Scan the following material for the string "JSON" and copy each line in which it appears.

[Structured figure records]
::::::::

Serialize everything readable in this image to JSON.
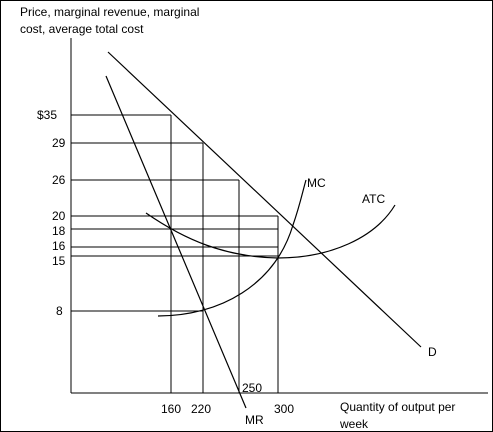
{
  "y_axis_title": [
    "Price, marginal revenue, marginal",
    "cost, average total cost"
  ],
  "x_axis_title": [
    "Quantity of output per",
    "week"
  ],
  "y_ticks": [
    "$35",
    "29",
    "26",
    "20",
    "18",
    "16",
    "15",
    "8"
  ],
  "x_ticks": [
    "160",
    "220",
    "250",
    "300"
  ],
  "curve_labels": {
    "mc": "MC",
    "atc": "ATC",
    "mr": "MR",
    "demand": "D"
  },
  "colors": {
    "ink": "#000000",
    "background": "#ffffff"
  }
}
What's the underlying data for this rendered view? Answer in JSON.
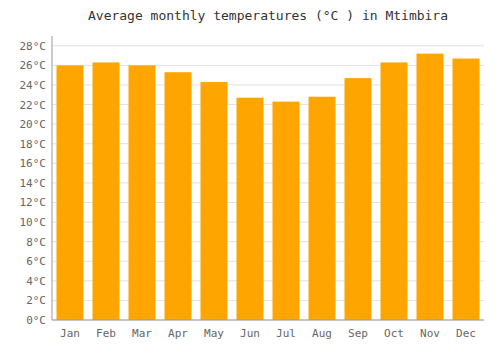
{
  "chart_data": {
    "type": "bar",
    "title": "Average monthly temperatures (°C ) in Mtimbira",
    "categories": [
      "Jan",
      "Feb",
      "Mar",
      "Apr",
      "May",
      "Jun",
      "Jul",
      "Aug",
      "Sep",
      "Oct",
      "Nov",
      "Dec"
    ],
    "values": [
      26.0,
      26.3,
      26.0,
      25.3,
      24.3,
      22.7,
      22.3,
      22.8,
      24.7,
      26.3,
      27.2,
      26.7
    ],
    "color": "#FFA500",
    "ylim": [
      0,
      29
    ],
    "yticks": [
      {
        "value": 0,
        "label": "0°C"
      },
      {
        "value": 2,
        "label": "2°C"
      },
      {
        "value": 4,
        "label": "4°C"
      },
      {
        "value": 6,
        "label": "6°C"
      },
      {
        "value": 8,
        "label": "8°C"
      },
      {
        "value": 10,
        "label": "10°C"
      },
      {
        "value": 12,
        "label": "12°C"
      },
      {
        "value": 14,
        "label": "14°C"
      },
      {
        "value": 16,
        "label": "16°C"
      },
      {
        "value": 18,
        "label": "18°C"
      },
      {
        "value": 20,
        "label": "20°C"
      },
      {
        "value": 22,
        "label": "22°C"
      },
      {
        "value": 24,
        "label": "24°C"
      },
      {
        "value": 26,
        "label": "26°C"
      },
      {
        "value": 28,
        "label": "28°C"
      }
    ],
    "grid": true
  }
}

::::::::

● **Full answer**:
Serialize everything readable in this image to JSON.
What's the underlying data for this rendered view? Answer in JSON.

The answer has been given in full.